Copy, from the entries below, each line in which the string "structure" appears.
Begin Provided entries
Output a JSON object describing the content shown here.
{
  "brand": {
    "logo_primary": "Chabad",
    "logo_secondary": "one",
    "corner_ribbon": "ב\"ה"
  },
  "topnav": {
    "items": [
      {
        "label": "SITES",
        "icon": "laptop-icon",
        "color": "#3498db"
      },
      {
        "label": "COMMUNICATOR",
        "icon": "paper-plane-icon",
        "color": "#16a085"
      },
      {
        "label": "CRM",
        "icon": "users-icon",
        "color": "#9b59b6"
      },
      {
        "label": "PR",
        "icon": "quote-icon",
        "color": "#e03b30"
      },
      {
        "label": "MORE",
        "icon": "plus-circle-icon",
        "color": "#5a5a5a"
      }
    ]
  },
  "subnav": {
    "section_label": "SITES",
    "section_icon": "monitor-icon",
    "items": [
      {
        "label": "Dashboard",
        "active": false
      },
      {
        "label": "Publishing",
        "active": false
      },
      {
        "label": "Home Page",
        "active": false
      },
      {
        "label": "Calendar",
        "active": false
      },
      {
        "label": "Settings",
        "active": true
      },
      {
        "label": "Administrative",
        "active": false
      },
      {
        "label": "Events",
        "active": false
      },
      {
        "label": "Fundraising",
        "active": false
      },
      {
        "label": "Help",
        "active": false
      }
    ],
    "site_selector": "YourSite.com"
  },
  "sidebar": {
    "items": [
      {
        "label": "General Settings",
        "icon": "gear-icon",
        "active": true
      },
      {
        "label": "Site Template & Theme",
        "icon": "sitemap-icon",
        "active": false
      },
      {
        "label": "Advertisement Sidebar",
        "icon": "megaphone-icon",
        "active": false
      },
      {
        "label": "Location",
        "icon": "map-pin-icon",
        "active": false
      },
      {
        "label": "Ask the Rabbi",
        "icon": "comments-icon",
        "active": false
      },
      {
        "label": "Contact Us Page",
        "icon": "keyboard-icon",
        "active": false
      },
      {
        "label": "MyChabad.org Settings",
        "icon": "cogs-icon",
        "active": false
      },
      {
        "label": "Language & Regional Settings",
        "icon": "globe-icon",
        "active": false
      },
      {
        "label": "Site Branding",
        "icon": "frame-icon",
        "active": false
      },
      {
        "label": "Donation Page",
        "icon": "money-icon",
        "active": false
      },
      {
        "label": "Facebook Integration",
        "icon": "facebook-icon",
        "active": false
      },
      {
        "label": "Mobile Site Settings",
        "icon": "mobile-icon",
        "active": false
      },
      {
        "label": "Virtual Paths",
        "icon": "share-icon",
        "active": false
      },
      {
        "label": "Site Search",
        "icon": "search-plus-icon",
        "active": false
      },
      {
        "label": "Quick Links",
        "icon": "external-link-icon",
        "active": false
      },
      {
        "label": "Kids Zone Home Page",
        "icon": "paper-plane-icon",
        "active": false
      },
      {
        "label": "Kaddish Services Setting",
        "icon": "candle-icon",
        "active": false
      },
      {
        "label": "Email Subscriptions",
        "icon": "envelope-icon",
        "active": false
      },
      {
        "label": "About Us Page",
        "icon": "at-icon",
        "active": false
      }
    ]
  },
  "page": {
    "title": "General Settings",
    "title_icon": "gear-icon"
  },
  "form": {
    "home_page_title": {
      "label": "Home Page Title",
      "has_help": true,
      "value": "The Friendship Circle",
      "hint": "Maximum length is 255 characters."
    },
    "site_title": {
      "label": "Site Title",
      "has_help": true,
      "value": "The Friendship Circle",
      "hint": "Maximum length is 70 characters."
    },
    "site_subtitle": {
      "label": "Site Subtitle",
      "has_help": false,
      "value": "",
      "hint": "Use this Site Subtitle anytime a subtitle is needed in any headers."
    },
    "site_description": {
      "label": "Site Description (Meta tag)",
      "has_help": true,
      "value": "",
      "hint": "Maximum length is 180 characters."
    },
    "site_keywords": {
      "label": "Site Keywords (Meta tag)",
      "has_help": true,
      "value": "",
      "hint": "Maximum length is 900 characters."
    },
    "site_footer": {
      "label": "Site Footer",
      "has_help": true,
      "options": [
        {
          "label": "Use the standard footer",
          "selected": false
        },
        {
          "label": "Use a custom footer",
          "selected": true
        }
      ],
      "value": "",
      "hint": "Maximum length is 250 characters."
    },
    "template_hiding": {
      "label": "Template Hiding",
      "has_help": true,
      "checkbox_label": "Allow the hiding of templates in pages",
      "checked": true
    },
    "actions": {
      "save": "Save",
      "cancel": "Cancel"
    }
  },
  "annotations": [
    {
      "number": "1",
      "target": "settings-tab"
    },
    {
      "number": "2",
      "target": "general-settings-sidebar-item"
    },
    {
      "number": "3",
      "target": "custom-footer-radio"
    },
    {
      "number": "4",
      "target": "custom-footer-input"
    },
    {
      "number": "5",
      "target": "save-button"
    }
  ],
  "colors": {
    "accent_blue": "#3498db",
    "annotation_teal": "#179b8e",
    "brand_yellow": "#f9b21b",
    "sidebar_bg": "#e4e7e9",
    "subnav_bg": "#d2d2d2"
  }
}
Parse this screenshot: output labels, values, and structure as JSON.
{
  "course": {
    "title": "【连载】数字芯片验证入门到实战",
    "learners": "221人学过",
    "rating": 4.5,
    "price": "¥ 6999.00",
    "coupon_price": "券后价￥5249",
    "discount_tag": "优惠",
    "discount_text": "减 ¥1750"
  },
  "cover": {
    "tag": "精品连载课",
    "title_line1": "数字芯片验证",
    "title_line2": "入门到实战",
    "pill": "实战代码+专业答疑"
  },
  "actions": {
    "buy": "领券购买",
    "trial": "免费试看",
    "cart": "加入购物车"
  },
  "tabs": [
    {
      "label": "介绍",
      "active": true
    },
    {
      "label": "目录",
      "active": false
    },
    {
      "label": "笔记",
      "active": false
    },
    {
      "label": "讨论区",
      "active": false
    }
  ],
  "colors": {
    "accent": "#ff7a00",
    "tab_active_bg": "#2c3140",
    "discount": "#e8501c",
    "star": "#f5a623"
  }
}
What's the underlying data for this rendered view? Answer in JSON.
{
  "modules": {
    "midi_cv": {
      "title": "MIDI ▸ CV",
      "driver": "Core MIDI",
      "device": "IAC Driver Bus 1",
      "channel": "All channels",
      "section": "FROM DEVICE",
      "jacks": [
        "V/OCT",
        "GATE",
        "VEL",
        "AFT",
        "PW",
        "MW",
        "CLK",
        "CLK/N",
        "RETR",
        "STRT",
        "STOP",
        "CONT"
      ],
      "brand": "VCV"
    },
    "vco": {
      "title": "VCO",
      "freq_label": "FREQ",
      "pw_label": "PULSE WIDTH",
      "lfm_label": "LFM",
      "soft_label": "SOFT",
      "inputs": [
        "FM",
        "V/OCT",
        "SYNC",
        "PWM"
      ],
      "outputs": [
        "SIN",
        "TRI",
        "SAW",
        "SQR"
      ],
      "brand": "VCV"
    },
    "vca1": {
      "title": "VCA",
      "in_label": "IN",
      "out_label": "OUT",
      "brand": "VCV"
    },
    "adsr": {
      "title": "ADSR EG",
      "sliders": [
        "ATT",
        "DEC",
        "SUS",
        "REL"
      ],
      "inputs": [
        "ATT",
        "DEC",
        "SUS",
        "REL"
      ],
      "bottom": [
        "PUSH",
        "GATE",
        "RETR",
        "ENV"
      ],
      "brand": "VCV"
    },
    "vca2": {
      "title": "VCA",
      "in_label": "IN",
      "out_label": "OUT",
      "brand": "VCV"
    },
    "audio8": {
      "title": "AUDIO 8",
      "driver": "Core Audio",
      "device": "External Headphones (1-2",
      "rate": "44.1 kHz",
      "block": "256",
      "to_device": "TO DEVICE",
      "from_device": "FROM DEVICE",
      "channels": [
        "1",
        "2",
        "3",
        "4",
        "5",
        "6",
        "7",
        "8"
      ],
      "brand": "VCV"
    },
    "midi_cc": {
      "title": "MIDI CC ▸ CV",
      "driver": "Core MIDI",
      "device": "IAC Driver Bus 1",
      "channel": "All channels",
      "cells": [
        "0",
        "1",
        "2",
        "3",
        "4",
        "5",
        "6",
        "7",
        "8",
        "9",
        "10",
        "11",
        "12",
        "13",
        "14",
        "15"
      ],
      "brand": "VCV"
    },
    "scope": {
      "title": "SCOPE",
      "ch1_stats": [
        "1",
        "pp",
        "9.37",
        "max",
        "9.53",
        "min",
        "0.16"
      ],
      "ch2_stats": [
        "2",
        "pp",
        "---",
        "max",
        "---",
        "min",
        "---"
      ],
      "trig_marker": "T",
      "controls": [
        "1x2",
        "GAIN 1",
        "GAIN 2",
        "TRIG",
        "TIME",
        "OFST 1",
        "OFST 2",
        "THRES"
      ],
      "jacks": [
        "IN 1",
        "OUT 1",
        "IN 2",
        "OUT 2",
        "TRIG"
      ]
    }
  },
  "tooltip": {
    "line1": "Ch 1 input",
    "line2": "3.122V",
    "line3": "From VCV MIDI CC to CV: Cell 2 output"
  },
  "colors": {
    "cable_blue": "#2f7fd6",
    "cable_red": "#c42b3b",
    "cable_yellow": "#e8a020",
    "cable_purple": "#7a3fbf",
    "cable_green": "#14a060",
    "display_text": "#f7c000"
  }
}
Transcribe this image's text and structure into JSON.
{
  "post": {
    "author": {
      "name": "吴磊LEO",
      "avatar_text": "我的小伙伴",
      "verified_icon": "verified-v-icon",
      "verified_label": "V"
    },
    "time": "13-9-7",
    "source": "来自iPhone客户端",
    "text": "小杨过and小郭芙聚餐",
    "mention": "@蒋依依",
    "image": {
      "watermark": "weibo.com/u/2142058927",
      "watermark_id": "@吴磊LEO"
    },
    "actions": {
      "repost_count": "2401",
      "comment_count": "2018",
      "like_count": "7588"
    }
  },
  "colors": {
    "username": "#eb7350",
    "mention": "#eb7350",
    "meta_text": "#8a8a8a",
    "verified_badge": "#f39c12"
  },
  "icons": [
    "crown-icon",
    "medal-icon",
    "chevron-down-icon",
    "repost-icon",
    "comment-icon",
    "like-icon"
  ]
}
End Provided entries
- Result below:
Parse this screenshot: output labels, values, and structure as JSON.
Transcribe this image's text and structure into JSON.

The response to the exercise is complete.